◆ **YOUR TASK**:
Word for word, restate every line of the material.

• • • • •

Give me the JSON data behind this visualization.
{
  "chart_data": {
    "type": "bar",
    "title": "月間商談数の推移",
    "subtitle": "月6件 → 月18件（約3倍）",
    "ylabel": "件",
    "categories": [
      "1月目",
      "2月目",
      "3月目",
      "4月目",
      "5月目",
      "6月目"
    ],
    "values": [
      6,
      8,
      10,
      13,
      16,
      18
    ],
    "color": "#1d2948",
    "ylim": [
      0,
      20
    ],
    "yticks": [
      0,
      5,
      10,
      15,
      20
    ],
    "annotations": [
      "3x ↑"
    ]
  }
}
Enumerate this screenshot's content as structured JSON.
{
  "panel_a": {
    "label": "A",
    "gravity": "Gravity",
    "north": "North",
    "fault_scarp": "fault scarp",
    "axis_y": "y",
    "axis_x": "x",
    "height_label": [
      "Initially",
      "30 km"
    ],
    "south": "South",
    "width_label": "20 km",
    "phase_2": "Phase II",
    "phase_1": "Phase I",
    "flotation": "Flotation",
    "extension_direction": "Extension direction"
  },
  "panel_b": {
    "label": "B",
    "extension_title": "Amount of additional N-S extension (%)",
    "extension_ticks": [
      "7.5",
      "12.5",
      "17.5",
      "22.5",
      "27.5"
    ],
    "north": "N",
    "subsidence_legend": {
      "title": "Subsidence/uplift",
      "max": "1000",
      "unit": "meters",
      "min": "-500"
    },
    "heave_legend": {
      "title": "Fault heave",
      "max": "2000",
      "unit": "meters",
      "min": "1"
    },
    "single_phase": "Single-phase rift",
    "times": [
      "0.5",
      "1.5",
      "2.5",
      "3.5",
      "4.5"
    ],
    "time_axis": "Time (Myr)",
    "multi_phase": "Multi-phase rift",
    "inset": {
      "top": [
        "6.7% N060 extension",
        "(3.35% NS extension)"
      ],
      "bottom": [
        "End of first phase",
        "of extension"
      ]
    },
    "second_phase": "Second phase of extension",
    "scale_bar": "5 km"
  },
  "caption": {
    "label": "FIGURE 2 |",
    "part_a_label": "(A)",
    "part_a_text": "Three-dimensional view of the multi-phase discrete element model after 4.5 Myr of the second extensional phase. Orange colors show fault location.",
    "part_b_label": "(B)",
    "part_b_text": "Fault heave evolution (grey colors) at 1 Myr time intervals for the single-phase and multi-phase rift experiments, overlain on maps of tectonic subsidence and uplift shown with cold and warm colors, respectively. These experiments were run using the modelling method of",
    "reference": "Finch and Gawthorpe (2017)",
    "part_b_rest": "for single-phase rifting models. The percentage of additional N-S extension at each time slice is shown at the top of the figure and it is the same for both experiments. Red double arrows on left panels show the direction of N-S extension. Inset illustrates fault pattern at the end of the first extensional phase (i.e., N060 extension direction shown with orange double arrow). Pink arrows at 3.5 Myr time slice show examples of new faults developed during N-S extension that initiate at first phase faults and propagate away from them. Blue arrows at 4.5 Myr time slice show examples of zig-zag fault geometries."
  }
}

• • • • •

◆ **WRITTEN REPLY**:
Give me the JSON data behind this visualization.
{
  "chart_data": {
    "type": "bar",
    "title": "月間商談数の推移",
    "subtitle": "月6件 → 月18件（約3倍）",
    "ylabel": "件",
    "categories": [
      "1月目",
      "2月目",
      "3月目",
      "4月目",
      "5月目",
      "6月目"
    ],
    "values": [
      6,
      8,
      10,
      13,
      16,
      18
    ],
    "color": "#1d2948",
    "ylim": [
      0,
      20
    ],
    "yticks": [
      0,
      5,
      10,
      15,
      20
    ],
    "annotations": [
      "3x ↑"
    ]
  }
}
Enumerate this screenshot's content as structured JSON.
{
  "panel_a": {
    "label": "A",
    "gravity": "Gravity",
    "north": "North",
    "fault_scarp": "fault scarp",
    "axis_y": "y",
    "axis_x": "x",
    "height_label": [
      "Initially",
      "30 km"
    ],
    "south": "South",
    "width_label": "20 km",
    "phase_2": "Phase II",
    "phase_1": "Phase I",
    "flotation": "Flotation",
    "extension_direction": "Extension direction"
  },
  "panel_b": {
    "label": "B",
    "extension_title": "Amount of additional N-S extension (%)",
    "extension_ticks": [
      "7.5",
      "12.5",
      "17.5",
      "22.5",
      "27.5"
    ],
    "north": "N",
    "subsidence_legend": {
      "title": "Subsidence/uplift",
      "max": "1000",
      "unit": "meters",
      "min": "-500"
    },
    "heave_legend": {
      "title": "Fault heave",
      "max": "2000",
      "unit": "meters",
      "min": "1"
    },
    "single_phase": "Single-phase rift",
    "times": [
      "0.5",
      "1.5",
      "2.5",
      "3.5",
      "4.5"
    ],
    "time_axis": "Time (Myr)",
    "multi_phase": "Multi-phase rift",
    "inset": {
      "top": [
        "6.7% N060 extension",
        "(3.35% NS extension)"
      ],
      "bottom": [
        "End of first phase",
        "of extension"
      ]
    },
    "second_phase": "Second phase of extension",
    "scale_bar": "5 km"
  },
  "caption": {
    "label": "FIGURE 2 |",
    "part_a_label": "(A)",
    "part_a_text": "Three-dimensional view of the multi-phase discrete element model after 4.5 Myr of the second extensional phase. Orange colors show fault location.",
    "part_b_label": "(B)",
    "part_b_text": "Fault heave evolution (grey colors) at 1 Myr time intervals for the single-phase and multi-phase rift experiments, overlain on maps of tectonic subsidence and uplift shown with cold and warm colors, respectively. These experiments were run using the modelling method of",
    "reference": "Finch and Gawthorpe (2017)",
    "part_b_rest": "for single-phase rifting models. The percentage of additional N-S extension at each time slice is shown at the top of the figure and it is the same for both experiments. Red double arrows on left panels show the direction of N-S extension. Inset illustrates fault pattern at the end of the first extensional phase (i.e., N060 extension direction shown with orange double arrow). Pink arrows at 3.5 Myr time slice show examples of new faults developed during N-S extension that initiate at first phase faults and propagate away from them. Blue arrows at 4.5 Myr time slice show examples of zig-zag fault geometries."
  }
}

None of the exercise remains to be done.